**EXERCISE TASK:**
Can you turn the rows into a Markdown table, starting with the very first line and going on through the line with "nav-label-servicios: SERVICIOS xyxy=(1512,198,1600,215)", both included, with columns named Number and Row and any blank lines left out?

[Excerpts from a layout annotation set]
►

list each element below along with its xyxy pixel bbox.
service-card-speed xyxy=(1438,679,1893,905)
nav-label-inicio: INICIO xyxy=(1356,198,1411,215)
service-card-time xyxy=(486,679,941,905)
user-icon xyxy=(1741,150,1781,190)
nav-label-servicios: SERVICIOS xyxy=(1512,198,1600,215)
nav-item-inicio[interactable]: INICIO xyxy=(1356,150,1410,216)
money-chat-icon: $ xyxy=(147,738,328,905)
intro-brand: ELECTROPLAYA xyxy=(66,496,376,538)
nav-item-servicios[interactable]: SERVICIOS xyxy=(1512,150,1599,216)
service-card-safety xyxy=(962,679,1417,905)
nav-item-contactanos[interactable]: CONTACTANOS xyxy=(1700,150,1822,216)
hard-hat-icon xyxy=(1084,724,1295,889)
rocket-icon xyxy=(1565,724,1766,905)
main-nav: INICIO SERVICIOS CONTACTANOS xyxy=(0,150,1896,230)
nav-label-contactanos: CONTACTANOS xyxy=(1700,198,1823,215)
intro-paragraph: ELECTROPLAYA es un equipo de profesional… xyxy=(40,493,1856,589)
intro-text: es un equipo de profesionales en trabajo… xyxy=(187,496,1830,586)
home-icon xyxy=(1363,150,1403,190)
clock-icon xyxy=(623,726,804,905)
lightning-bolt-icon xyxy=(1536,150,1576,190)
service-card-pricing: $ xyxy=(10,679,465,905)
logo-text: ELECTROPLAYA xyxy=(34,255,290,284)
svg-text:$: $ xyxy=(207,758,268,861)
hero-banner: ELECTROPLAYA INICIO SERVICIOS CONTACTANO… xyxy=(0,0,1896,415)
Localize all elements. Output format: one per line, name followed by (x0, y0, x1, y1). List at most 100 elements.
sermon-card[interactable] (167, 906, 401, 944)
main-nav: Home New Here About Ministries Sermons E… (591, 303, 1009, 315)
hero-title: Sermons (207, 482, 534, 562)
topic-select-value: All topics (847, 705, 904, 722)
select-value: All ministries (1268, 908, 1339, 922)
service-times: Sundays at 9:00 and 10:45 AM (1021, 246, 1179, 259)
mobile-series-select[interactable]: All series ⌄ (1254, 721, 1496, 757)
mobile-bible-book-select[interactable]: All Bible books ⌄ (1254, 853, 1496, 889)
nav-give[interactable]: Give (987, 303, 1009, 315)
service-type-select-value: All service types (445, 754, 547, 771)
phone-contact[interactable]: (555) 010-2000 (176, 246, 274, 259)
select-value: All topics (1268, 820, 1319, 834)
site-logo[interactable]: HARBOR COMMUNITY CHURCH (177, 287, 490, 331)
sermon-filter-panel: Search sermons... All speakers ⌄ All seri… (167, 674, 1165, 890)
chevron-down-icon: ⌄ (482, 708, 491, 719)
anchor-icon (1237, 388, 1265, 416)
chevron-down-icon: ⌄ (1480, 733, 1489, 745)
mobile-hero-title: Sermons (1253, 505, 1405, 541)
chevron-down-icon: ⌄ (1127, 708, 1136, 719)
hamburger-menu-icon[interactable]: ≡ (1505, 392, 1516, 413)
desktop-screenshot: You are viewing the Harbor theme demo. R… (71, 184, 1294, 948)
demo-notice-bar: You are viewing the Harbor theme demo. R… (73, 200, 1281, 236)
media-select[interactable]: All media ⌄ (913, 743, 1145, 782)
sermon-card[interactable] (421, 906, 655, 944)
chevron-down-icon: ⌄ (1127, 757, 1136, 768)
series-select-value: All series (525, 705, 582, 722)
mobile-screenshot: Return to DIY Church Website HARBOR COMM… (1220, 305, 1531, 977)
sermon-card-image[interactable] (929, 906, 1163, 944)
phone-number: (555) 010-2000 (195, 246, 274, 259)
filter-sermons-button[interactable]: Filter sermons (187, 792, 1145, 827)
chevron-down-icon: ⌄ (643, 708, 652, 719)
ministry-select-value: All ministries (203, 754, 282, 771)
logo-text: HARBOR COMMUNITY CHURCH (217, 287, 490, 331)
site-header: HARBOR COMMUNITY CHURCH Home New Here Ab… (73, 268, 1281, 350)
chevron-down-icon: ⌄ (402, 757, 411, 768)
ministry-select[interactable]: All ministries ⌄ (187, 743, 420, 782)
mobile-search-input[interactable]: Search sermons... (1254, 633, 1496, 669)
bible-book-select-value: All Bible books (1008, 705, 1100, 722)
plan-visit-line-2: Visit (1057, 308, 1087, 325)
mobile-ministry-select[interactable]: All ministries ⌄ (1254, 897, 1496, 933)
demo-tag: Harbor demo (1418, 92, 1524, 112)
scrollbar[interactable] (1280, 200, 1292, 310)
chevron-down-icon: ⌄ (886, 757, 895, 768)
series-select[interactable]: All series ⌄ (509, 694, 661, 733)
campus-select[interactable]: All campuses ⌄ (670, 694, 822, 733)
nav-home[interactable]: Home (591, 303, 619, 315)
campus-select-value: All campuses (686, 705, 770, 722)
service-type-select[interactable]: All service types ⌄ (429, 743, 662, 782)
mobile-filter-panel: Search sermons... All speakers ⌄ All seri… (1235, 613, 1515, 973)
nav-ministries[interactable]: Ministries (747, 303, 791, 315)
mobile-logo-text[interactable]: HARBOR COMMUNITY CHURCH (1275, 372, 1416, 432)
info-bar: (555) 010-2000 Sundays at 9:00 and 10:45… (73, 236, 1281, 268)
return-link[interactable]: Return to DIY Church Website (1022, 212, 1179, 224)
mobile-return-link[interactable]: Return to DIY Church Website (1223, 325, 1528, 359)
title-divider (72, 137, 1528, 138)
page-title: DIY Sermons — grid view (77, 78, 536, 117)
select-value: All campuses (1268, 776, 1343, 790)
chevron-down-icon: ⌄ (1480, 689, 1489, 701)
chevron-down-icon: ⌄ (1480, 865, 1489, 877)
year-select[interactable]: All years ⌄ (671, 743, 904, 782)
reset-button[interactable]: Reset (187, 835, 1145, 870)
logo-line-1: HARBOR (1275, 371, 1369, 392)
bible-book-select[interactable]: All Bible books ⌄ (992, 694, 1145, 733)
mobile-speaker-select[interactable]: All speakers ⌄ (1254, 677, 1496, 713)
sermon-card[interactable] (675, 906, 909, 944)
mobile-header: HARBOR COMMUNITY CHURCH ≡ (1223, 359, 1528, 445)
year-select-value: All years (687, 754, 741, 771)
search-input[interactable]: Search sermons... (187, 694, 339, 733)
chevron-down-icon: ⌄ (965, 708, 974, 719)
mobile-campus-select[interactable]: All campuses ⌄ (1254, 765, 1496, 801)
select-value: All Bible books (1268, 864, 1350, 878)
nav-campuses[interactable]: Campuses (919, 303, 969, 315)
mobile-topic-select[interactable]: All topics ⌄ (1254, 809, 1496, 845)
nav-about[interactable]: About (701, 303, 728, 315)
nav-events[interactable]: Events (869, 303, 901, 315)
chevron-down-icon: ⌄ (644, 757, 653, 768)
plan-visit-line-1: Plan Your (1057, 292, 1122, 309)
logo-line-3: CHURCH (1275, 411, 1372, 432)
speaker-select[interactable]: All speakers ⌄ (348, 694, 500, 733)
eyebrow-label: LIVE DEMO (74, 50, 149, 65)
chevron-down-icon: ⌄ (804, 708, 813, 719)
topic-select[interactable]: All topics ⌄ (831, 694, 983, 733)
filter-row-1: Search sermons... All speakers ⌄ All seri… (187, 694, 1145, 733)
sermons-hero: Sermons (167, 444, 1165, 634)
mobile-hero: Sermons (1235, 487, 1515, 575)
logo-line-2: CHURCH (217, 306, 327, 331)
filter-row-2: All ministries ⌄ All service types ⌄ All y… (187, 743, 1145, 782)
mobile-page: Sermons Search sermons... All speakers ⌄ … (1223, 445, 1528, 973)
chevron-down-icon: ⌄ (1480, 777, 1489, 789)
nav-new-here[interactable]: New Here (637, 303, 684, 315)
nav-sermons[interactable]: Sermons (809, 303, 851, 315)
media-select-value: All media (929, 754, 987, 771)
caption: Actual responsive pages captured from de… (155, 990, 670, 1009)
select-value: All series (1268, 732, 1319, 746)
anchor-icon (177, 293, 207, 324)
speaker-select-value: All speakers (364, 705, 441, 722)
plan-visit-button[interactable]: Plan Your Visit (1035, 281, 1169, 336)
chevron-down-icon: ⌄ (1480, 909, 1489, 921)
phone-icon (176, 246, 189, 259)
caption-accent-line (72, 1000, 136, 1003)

◄

**RESULT OF THE TASK:**
| Number | Row |
|---|---|
| 1 | list each element below along with its xyxy pixel bbox. |
| 2 | service-card-speed xyxy=(1438,679,1893,905) |
| 3 | nav-label-inicio: INICIO xyxy=(1356,198,1411,215) |
| 4 | service-card-time xyxy=(486,679,941,905) |
| 5 | user-icon xyxy=(1741,150,1781,190) |
| 6 | nav-label-servicios: SERVICIOS xyxy=(1512,198,1600,215) |